■ **What is expected**
Output the entries below exactly as written, omitting pictures.
— BEGIN —
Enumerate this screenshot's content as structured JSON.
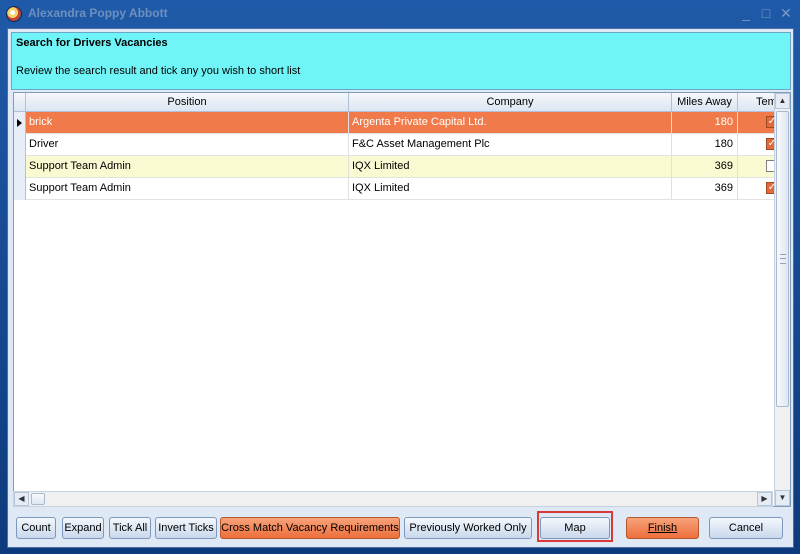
{
  "window": {
    "title": "Alexandra Poppy Abbott",
    "controls": [
      "_",
      "□",
      "✕"
    ]
  },
  "header": {
    "title": "Search for Drivers Vacancies",
    "subtitle": "Review the search result and tick any you wish to short list"
  },
  "grid": {
    "columns": [
      "Position",
      "Company",
      "Miles Away",
      "Tem"
    ],
    "rows": [
      {
        "position": "brick",
        "company": "Argenta Private Capital Ltd.",
        "miles": "180",
        "ticked": true,
        "selected": true
      },
      {
        "position": "Driver",
        "company": "F&C Asset Management Plc",
        "miles": "180",
        "ticked": true,
        "selected": false
      },
      {
        "position": "Support Team Admin",
        "company": "IQX Limited",
        "miles": "369",
        "ticked": false,
        "selected": false
      },
      {
        "position": "Support Team Admin",
        "company": "IQX Limited",
        "miles": "369",
        "ticked": true,
        "selected": false
      }
    ]
  },
  "buttons": {
    "count": "Count",
    "expand": "Expand",
    "tick_all": "Tick All",
    "invert_ticks": "Invert Ticks",
    "cross_match": "Cross Match Vacancy Requirements",
    "previously_worked": "Previously Worked Only",
    "map": "Map",
    "finish": "Finish",
    "cancel": "Cancel"
  },
  "colors": {
    "header_bg": "#6ff5f8",
    "selected_row": "#f07a4a",
    "alt_row": "#fafad2",
    "accent_orange": "#ec6f3c"
  }
}
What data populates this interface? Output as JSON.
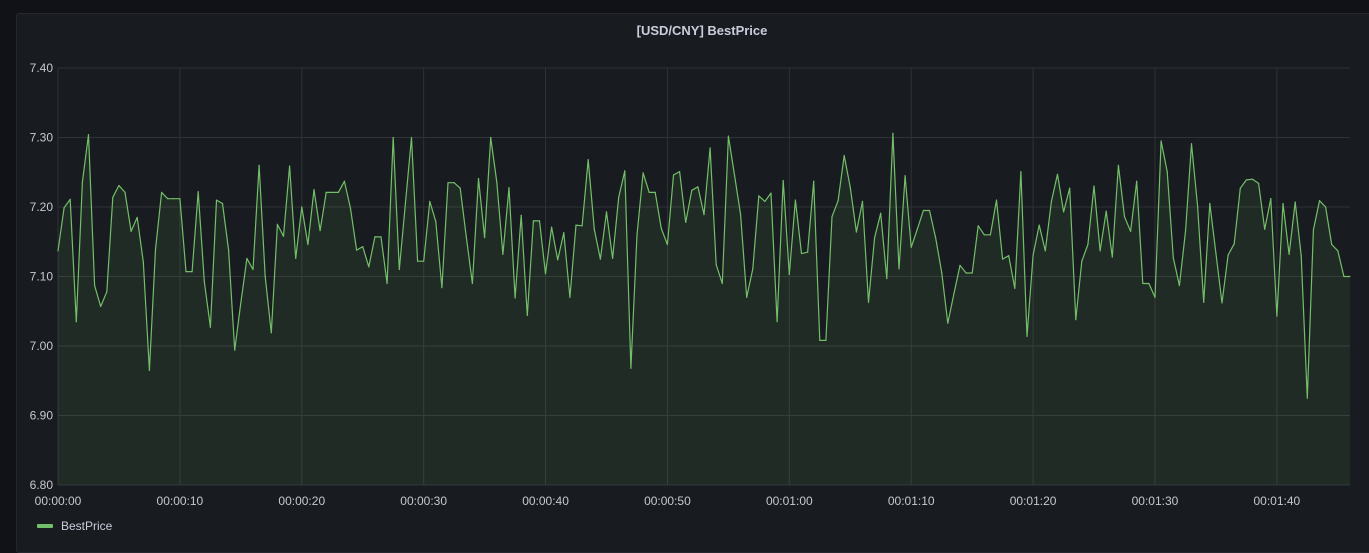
— END —
■ **Written answer**
Enumerate this screenshot's content as structured JSON.
{
  "window": {
    "title": "Alexandra Poppy Abbott",
    "controls": [
      "_",
      "□",
      "✕"
    ]
  },
  "header": {
    "title": "Search for Drivers Vacancies",
    "subtitle": "Review the search result and tick any you wish to short list"
  },
  "grid": {
    "columns": [
      "Position",
      "Company",
      "Miles Away",
      "Tem"
    ],
    "rows": [
      {
        "position": "brick",
        "company": "Argenta Private Capital Ltd.",
        "miles": "180",
        "ticked": true,
        "selected": true
      },
      {
        "position": "Driver",
        "company": "F&C Asset Management Plc",
        "miles": "180",
        "ticked": true,
        "selected": false
      },
      {
        "position": "Support Team Admin",
        "company": "IQX Limited",
        "miles": "369",
        "ticked": false,
        "selected": false
      },
      {
        "position": "Support Team Admin",
        "company": "IQX Limited",
        "miles": "369",
        "ticked": true,
        "selected": false
      }
    ]
  },
  "buttons": {
    "count": "Count",
    "expand": "Expand",
    "tick_all": "Tick All",
    "invert_ticks": "Invert Ticks",
    "cross_match": "Cross Match Vacancy Requirements",
    "previously_worked": "Previously Worked Only",
    "map": "Map",
    "finish": "Finish",
    "cancel": "Cancel"
  },
  "colors": {
    "header_bg": "#6ff5f8",
    "selected_row": "#f07a4a",
    "alt_row": "#fafad2",
    "accent_orange": "#ec6f3c"
  }
}
What data populates this interface? Output as JSON.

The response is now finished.